EXCERPTED RECORDS:
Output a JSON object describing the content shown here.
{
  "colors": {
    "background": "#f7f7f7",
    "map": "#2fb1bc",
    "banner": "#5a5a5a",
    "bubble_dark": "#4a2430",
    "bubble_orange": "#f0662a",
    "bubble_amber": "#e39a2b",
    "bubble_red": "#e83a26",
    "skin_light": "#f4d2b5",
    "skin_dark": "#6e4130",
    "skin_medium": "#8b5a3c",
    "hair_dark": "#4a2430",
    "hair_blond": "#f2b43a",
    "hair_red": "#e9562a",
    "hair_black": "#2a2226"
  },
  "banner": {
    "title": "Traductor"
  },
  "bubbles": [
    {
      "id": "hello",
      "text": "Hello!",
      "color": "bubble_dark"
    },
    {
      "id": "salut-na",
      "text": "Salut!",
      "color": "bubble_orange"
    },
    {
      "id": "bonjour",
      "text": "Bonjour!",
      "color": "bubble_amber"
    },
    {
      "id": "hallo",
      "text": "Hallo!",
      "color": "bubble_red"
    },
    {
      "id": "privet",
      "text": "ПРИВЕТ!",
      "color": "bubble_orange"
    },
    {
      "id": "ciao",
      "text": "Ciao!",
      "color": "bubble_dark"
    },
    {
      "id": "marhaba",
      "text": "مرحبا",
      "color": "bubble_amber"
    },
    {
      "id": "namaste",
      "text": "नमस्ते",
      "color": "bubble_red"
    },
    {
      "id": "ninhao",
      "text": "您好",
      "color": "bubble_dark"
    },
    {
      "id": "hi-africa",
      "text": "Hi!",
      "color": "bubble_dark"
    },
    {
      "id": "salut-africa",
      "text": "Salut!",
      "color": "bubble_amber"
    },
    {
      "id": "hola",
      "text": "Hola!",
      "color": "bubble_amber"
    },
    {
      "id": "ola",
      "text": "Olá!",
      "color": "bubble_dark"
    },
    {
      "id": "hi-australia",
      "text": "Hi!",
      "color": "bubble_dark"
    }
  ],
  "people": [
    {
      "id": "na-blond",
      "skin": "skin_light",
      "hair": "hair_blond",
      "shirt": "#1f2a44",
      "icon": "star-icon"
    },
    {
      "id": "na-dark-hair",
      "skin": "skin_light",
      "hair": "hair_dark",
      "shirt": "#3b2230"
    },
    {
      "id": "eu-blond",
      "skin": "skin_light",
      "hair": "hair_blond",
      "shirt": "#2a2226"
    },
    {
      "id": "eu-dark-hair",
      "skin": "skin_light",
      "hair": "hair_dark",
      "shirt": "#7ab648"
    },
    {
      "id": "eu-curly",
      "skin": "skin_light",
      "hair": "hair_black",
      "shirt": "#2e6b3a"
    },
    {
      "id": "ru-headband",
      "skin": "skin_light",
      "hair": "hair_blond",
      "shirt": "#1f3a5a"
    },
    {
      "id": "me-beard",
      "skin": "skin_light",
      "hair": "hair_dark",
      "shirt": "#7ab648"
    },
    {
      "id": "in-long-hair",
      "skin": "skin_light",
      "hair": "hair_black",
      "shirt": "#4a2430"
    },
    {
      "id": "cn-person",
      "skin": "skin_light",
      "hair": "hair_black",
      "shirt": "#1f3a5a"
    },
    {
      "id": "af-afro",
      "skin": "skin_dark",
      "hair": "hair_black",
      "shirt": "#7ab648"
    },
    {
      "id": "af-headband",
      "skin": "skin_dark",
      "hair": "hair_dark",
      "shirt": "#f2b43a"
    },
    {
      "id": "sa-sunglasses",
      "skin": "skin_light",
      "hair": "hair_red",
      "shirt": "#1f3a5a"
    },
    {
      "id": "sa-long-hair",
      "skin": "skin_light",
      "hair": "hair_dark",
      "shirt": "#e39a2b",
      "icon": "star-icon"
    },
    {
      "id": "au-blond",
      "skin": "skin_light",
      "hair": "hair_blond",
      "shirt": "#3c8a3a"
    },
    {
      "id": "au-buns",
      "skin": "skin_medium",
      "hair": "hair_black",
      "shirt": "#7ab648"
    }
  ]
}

EXERCISE DIRECTIONS: Set down all of the entries exactly, please.

COMPLETE ANSWER:
Output a JSON object describing the content shown here.
{
  "colors": {
    "background": "#f7f7f7",
    "map": "#2fb1bc",
    "banner": "#5a5a5a",
    "bubble_dark": "#4a2430",
    "bubble_orange": "#f0662a",
    "bubble_amber": "#e39a2b",
    "bubble_red": "#e83a26",
    "skin_light": "#f4d2b5",
    "skin_dark": "#6e4130",
    "skin_medium": "#8b5a3c",
    "hair_dark": "#4a2430",
    "hair_blond": "#f2b43a",
    "hair_red": "#e9562a",
    "hair_black": "#2a2226"
  },
  "banner": {
    "title": "Traductor"
  },
  "bubbles": [
    {
      "id": "hello",
      "text": "Hello!",
      "color": "bubble_dark"
    },
    {
      "id": "salut-na",
      "text": "Salut!",
      "color": "bubble_orange"
    },
    {
      "id": "bonjour",
      "text": "Bonjour!",
      "color": "bubble_amber"
    },
    {
      "id": "hallo",
      "text": "Hallo!",
      "color": "bubble_red"
    },
    {
      "id": "privet",
      "text": "ПРИВЕТ!",
      "color": "bubble_orange"
    },
    {
      "id": "ciao",
      "text": "Ciao!",
      "color": "bubble_dark"
    },
    {
      "id": "marhaba",
      "text": "مرحبا",
      "color": "bubble_amber"
    },
    {
      "id": "namaste",
      "text": "नमस्ते",
      "color": "bubble_red"
    },
    {
      "id": "ninhao",
      "text": "您好",
      "color": "bubble_dark"
    },
    {
      "id": "hi-africa",
      "text": "Hi!",
      "color": "bubble_dark"
    },
    {
      "id": "salut-africa",
      "text": "Salut!",
      "color": "bubble_amber"
    },
    {
      "id": "hola",
      "text": "Hola!",
      "color": "bubble_amber"
    },
    {
      "id": "ola",
      "text": "Olá!",
      "color": "bubble_dark"
    },
    {
      "id": "hi-australia",
      "text": "Hi!",
      "color": "bubble_dark"
    }
  ],
  "people": [
    {
      "id": "na-blond",
      "skin": "skin_light",
      "hair": "hair_blond",
      "shirt": "#1f2a44",
      "icon": "star-icon"
    },
    {
      "id": "na-dark-hair",
      "skin": "skin_light",
      "hair": "hair_dark",
      "shirt": "#3b2230"
    },
    {
      "id": "eu-blond",
      "skin": "skin_light",
      "hair": "hair_blond",
      "shirt": "#2a2226"
    },
    {
      "id": "eu-dark-hair",
      "skin": "skin_light",
      "hair": "hair_dark",
      "shirt": "#7ab648"
    },
    {
      "id": "eu-curly",
      "skin": "skin_light",
      "hair": "hair_black",
      "shirt": "#2e6b3a"
    },
    {
      "id": "ru-headband",
      "skin": "skin_light",
      "hair": "hair_blond",
      "shirt": "#1f3a5a"
    },
    {
      "id": "me-beard",
      "skin": "skin_light",
      "hair": "hair_dark",
      "shirt": "#7ab648"
    },
    {
      "id": "in-long-hair",
      "skin": "skin_light",
      "hair": "hair_black",
      "shirt": "#4a2430"
    },
    {
      "id": "cn-person",
      "skin": "skin_light",
      "hair": "hair_black",
      "shirt": "#1f3a5a"
    },
    {
      "id": "af-afro",
      "skin": "skin_dark",
      "hair": "hair_black",
      "shirt": "#7ab648"
    },
    {
      "id": "af-headband",
      "skin": "skin_dark",
      "hair": "hair_dark",
      "shirt": "#f2b43a"
    },
    {
      "id": "sa-sunglasses",
      "skin": "skin_light",
      "hair": "hair_red",
      "shirt": "#1f3a5a"
    },
    {
      "id": "sa-long-hair",
      "skin": "skin_light",
      "hair": "hair_dark",
      "shirt": "#e39a2b",
      "icon": "star-icon"
    },
    {
      "id": "au-blond",
      "skin": "skin_light",
      "hair": "hair_blond",
      "shirt": "#3c8a3a"
    },
    {
      "id": "au-buns",
      "skin": "skin_medium",
      "hair": "hair_black",
      "shirt": "#7ab648"
    }
  ]
}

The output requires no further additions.